Aim of the exercise: Switch each "tray-icon" in the records below to "system-tray-icon", and write the records out again with nothing else changed.

Exercise inputs:
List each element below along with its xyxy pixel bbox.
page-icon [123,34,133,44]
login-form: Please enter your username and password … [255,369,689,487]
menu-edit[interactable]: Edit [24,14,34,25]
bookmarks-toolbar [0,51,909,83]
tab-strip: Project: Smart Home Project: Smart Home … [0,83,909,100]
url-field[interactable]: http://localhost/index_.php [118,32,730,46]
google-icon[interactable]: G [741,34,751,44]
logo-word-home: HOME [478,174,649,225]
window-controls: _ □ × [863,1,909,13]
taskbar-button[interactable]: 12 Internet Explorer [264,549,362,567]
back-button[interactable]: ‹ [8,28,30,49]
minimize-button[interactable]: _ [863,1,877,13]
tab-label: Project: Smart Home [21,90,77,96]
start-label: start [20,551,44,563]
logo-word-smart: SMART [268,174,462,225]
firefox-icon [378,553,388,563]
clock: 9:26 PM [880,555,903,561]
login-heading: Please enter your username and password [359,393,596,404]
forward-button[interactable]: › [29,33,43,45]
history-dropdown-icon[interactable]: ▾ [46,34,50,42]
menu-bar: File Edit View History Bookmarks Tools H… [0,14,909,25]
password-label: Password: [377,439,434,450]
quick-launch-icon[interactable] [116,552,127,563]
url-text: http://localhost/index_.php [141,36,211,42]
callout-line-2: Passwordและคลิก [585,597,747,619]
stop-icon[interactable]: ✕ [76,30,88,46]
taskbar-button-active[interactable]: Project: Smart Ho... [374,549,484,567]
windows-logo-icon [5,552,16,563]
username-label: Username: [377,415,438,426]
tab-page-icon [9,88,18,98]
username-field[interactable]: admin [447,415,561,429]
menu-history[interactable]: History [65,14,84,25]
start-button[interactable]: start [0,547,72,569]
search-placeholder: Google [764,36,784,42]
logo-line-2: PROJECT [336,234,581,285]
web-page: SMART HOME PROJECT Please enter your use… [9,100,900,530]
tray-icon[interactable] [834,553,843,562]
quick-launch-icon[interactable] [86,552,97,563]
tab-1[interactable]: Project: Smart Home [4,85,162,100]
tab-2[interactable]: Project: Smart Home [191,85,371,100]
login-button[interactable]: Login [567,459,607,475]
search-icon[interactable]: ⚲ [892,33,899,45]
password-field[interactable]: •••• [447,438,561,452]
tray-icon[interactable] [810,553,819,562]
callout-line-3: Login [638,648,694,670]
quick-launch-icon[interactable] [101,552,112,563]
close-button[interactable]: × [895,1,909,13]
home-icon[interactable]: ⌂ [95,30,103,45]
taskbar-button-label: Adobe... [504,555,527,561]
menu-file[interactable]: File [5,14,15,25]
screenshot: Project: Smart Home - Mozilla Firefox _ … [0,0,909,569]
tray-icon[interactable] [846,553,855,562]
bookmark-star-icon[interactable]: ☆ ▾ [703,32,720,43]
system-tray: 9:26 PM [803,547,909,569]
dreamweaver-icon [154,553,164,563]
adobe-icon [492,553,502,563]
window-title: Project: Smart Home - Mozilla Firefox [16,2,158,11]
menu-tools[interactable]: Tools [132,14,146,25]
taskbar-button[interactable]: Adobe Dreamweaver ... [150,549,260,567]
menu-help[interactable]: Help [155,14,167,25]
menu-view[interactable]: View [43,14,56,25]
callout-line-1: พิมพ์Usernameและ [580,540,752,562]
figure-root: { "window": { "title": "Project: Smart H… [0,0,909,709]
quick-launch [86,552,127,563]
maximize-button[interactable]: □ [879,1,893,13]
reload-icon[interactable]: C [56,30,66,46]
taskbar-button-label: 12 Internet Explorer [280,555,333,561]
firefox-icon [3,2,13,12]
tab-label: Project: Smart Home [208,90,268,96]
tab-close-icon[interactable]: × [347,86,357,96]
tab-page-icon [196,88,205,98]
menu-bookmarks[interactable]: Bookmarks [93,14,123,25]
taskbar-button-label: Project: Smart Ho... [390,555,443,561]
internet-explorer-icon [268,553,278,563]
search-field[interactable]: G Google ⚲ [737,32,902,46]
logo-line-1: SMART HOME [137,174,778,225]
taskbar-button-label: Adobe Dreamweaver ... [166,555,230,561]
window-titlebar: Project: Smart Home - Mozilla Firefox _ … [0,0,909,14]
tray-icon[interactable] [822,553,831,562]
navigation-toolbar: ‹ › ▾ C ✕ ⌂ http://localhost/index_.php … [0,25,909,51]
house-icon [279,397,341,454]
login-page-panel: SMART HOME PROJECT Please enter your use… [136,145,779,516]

Written response:
List each element below along with its xyxy pixel bbox.
page-icon [123,34,133,44]
login-form: Please enter your username and password … [255,369,689,487]
menu-edit[interactable]: Edit [24,14,34,25]
bookmarks-toolbar [0,51,909,83]
tab-strip: Project: Smart Home Project: Smart Home … [0,83,909,100]
url-field[interactable]: http://localhost/index_.php [118,32,730,46]
google-icon[interactable]: G [741,34,751,44]
logo-word-home: HOME [478,174,649,225]
window-controls: _ □ × [863,1,909,13]
taskbar-button[interactable]: 12 Internet Explorer [264,549,362,567]
back-button[interactable]: ‹ [8,28,30,49]
minimize-button[interactable]: _ [863,1,877,13]
tab-label: Project: Smart Home [21,90,77,96]
start-label: start [20,551,44,563]
logo-word-smart: SMART [268,174,462,225]
firefox-icon [378,553,388,563]
clock: 9:26 PM [880,555,903,561]
login-heading: Please enter your username and password [359,393,596,404]
forward-button[interactable]: › [29,33,43,45]
history-dropdown-icon[interactable]: ▾ [46,34,50,42]
menu-bar: File Edit View History Bookmarks Tools H… [0,14,909,25]
password-label: Password: [377,439,434,450]
quick-launch-icon[interactable] [116,552,127,563]
url-text: http://localhost/index_.php [141,36,211,42]
callout-line-2: Passwordและคลิก [585,597,747,619]
stop-icon[interactable]: ✕ [76,30,88,46]
taskbar-button-active[interactable]: Project: Smart Ho... [374,549,484,567]
windows-logo-icon [5,552,16,563]
username-label: Username: [377,415,438,426]
tab-page-icon [9,88,18,98]
username-field[interactable]: admin [447,415,561,429]
menu-history[interactable]: History [65,14,84,25]
start-button[interactable]: start [0,547,72,569]
search-placeholder: Google [764,36,784,42]
logo-line-2: PROJECT [336,234,581,285]
web-page: SMART HOME PROJECT Please enter your use… [9,100,900,530]
system-tray-icon[interactable] [834,553,843,562]
quick-launch-icon[interactable] [86,552,97,563]
tab-1[interactable]: Project: Smart Home [4,85,162,100]
tab-2[interactable]: Project: Smart Home [191,85,371,100]
login-button[interactable]: Login [567,459,607,475]
search-icon[interactable]: ⚲ [892,33,899,45]
password-field[interactable]: •••• [447,438,561,452]
system-tray-icon[interactable] [810,553,819,562]
callout-line-3: Login [638,648,694,670]
quick-launch-icon[interactable] [101,552,112,563]
close-button[interactable]: × [895,1,909,13]
home-icon[interactable]: ⌂ [95,30,103,45]
taskbar-button-label: Adobe... [504,555,527,561]
menu-file[interactable]: File [5,14,15,25]
screenshot: Project: Smart Home - Mozilla Firefox _ … [0,0,909,569]
system-tray-icon[interactable] [846,553,855,562]
bookmark-star-icon[interactable]: ☆ ▾ [703,32,720,43]
system-tray: 9:26 PM [803,547,909,569]
dreamweaver-icon [154,553,164,563]
adobe-icon [492,553,502,563]
window-title: Project: Smart Home - Mozilla Firefox [16,2,158,11]
menu-tools[interactable]: Tools [132,14,146,25]
taskbar-button[interactable]: Adobe Dreamweaver ... [150,549,260,567]
menu-help[interactable]: Help [155,14,167,25]
menu-view[interactable]: View [43,14,56,25]
callout-line-1: พิมพ์Usernameและ [580,540,752,562]
figure-root: { "window": { "title": "Project: Smart H… [0,0,909,709]
quick-launch [86,552,127,563]
maximize-button[interactable]: □ [879,1,893,13]
reload-icon[interactable]: C [56,30,66,46]
taskbar-button-label: 12 Internet Explorer [280,555,333,561]
firefox-icon [3,2,13,12]
tab-label: Project: Smart Home [208,90,268,96]
tab-close-icon[interactable]: × [347,86,357,96]
tab-page-icon [196,88,205,98]
menu-bookmarks[interactable]: Bookmarks [93,14,123,25]
taskbar-button-label: Project: Smart Ho... [390,555,443,561]
internet-explorer-icon [268,553,278,563]
search-field[interactable]: G Google ⚲ [737,32,902,46]
logo-line-1: SMART HOME [137,174,778,225]
taskbar-button-label: Adobe Dreamweaver ... [166,555,230,561]
window-titlebar: Project: Smart Home - Mozilla Firefox _ … [0,0,909,14]
system-tray-icon[interactable] [822,553,831,562]
navigation-toolbar: ‹ › ▾ C ✕ ⌂ http://localhost/index_.php … [0,25,909,51]
house-icon [279,397,341,454]
login-page-panel: SMART HOME PROJECT Please enter your use… [136,145,779,516]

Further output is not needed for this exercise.